STATED EXERCISE
Copy every line of the data in which the word "конфликтах" occurs.

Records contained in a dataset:

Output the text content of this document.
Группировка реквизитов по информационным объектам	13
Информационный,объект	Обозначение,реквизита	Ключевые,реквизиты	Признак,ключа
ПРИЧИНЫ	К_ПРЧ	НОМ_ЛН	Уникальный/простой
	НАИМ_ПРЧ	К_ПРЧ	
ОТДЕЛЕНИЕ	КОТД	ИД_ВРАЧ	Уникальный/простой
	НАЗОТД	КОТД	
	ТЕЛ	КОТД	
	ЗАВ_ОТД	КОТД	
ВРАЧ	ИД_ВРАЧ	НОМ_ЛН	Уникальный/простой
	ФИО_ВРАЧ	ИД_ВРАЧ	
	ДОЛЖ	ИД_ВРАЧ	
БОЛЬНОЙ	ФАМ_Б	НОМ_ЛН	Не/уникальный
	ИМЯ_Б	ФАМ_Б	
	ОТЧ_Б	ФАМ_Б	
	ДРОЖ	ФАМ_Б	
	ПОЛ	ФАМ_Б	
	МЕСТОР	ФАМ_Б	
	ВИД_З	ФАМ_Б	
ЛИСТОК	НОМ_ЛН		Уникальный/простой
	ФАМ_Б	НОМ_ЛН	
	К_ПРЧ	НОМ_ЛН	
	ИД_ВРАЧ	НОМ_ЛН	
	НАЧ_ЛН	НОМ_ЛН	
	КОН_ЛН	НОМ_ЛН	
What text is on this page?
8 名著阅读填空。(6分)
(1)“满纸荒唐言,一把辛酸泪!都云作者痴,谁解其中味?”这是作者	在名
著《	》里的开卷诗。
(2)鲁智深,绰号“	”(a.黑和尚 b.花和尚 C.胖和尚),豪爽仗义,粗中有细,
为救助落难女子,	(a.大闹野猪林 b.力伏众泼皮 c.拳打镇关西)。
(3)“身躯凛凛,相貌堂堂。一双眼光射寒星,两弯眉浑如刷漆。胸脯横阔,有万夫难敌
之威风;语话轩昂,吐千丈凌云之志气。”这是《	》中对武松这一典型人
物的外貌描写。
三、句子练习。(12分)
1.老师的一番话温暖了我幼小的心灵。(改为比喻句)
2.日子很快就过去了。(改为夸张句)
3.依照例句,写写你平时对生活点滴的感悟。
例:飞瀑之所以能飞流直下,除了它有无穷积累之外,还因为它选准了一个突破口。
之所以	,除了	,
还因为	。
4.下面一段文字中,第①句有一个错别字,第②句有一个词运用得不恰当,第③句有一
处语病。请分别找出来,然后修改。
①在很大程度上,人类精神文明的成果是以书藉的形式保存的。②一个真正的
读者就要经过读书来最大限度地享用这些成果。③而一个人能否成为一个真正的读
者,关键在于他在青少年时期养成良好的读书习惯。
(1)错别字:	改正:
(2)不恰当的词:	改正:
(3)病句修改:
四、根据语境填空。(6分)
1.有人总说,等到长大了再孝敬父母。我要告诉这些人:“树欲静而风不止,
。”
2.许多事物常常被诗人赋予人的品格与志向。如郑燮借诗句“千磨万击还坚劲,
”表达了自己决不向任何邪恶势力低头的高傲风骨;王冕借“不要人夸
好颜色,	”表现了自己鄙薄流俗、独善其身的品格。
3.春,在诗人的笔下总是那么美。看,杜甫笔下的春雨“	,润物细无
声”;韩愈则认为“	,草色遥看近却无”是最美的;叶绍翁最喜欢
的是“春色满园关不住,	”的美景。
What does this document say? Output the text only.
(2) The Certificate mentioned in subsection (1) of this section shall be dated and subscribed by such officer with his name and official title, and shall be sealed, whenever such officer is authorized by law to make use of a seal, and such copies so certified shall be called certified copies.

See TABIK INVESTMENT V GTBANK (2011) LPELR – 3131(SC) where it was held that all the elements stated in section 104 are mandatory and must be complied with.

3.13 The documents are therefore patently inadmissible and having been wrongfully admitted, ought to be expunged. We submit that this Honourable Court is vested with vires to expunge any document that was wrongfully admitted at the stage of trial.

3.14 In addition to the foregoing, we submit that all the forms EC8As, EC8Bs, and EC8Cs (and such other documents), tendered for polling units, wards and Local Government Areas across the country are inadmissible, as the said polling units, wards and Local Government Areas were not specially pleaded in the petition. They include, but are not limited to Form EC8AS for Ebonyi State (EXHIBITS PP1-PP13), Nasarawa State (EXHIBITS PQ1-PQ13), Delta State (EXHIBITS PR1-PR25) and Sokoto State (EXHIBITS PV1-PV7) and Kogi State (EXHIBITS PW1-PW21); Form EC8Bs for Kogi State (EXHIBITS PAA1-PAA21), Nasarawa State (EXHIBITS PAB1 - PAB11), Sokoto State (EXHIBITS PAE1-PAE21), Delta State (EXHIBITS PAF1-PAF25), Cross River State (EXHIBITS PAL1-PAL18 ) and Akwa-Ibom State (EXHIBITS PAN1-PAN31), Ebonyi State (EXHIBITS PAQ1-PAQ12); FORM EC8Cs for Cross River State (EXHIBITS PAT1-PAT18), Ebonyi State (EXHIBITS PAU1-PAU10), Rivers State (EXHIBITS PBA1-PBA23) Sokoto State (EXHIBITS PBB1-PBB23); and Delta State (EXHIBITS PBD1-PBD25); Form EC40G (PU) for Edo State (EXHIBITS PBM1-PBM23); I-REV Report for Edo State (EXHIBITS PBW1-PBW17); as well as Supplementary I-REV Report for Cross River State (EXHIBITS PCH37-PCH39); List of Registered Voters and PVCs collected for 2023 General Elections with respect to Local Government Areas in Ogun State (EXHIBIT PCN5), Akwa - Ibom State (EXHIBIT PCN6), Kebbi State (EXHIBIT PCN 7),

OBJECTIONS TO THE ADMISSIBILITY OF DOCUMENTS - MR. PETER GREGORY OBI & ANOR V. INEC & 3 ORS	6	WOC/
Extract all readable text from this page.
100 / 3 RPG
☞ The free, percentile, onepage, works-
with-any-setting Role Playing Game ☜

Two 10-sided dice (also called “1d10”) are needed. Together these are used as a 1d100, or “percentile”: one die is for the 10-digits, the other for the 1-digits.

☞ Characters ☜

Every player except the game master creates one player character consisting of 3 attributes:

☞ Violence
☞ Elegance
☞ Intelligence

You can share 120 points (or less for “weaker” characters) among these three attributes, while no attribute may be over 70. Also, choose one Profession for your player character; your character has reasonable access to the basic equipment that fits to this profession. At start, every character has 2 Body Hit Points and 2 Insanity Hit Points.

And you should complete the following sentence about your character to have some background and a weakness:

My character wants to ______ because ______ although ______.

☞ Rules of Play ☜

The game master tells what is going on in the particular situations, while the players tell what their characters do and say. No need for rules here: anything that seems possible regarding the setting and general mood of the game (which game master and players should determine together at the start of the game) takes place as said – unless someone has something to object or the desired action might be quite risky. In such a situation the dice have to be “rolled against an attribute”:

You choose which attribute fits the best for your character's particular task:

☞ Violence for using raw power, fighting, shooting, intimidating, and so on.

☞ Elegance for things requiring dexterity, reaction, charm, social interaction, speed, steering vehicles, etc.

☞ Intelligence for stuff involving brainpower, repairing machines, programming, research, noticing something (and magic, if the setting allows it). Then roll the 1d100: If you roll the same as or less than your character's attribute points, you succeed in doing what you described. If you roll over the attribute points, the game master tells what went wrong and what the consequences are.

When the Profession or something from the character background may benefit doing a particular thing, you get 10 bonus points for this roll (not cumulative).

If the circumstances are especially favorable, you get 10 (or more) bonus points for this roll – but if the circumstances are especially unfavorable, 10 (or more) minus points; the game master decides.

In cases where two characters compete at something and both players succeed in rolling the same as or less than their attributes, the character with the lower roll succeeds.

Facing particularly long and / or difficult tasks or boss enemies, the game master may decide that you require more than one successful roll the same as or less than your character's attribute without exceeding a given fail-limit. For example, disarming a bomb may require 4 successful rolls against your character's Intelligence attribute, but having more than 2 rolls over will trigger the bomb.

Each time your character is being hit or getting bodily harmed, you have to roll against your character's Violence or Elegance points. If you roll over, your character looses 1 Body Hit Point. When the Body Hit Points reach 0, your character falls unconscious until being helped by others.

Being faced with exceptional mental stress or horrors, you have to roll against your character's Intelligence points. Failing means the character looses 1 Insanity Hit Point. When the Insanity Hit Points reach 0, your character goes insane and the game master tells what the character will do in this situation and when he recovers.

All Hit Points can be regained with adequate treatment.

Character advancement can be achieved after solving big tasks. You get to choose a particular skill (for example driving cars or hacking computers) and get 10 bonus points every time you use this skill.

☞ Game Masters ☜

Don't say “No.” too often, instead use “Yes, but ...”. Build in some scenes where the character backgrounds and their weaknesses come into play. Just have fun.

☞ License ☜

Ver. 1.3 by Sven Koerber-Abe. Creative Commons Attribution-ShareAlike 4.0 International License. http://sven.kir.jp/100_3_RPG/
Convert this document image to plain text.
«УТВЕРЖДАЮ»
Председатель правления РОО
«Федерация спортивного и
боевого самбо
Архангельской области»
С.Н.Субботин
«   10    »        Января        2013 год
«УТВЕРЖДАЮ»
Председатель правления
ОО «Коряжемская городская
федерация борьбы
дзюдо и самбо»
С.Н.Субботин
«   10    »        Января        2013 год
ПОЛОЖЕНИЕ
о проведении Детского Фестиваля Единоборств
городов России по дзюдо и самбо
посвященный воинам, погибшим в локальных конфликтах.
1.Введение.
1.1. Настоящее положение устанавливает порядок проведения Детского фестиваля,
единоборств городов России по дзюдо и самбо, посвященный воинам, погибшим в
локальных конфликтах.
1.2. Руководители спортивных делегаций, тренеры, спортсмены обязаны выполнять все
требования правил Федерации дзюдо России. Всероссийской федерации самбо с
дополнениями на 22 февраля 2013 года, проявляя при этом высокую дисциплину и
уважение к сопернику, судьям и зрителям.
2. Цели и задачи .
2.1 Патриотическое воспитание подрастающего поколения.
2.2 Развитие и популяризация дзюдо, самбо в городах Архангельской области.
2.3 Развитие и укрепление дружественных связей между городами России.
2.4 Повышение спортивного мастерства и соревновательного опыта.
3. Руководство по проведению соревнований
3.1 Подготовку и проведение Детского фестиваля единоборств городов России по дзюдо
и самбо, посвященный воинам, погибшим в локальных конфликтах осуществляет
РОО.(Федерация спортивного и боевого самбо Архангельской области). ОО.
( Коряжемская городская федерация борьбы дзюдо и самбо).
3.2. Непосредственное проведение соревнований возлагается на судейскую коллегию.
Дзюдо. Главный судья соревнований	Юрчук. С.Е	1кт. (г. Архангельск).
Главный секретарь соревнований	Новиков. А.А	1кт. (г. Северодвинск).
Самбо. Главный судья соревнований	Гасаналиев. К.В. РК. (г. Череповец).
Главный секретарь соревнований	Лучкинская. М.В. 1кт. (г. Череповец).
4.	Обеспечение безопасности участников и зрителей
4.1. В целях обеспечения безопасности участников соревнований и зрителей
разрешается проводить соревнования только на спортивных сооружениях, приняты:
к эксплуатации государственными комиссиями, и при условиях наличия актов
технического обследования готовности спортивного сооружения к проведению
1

RESPONSE BELOW
посвященный воинам, погибшим в локальных конфликтах.
локальных конфликтах.
и самбо, посвященный воинам, погибшим в локальных конфликтах осуществляет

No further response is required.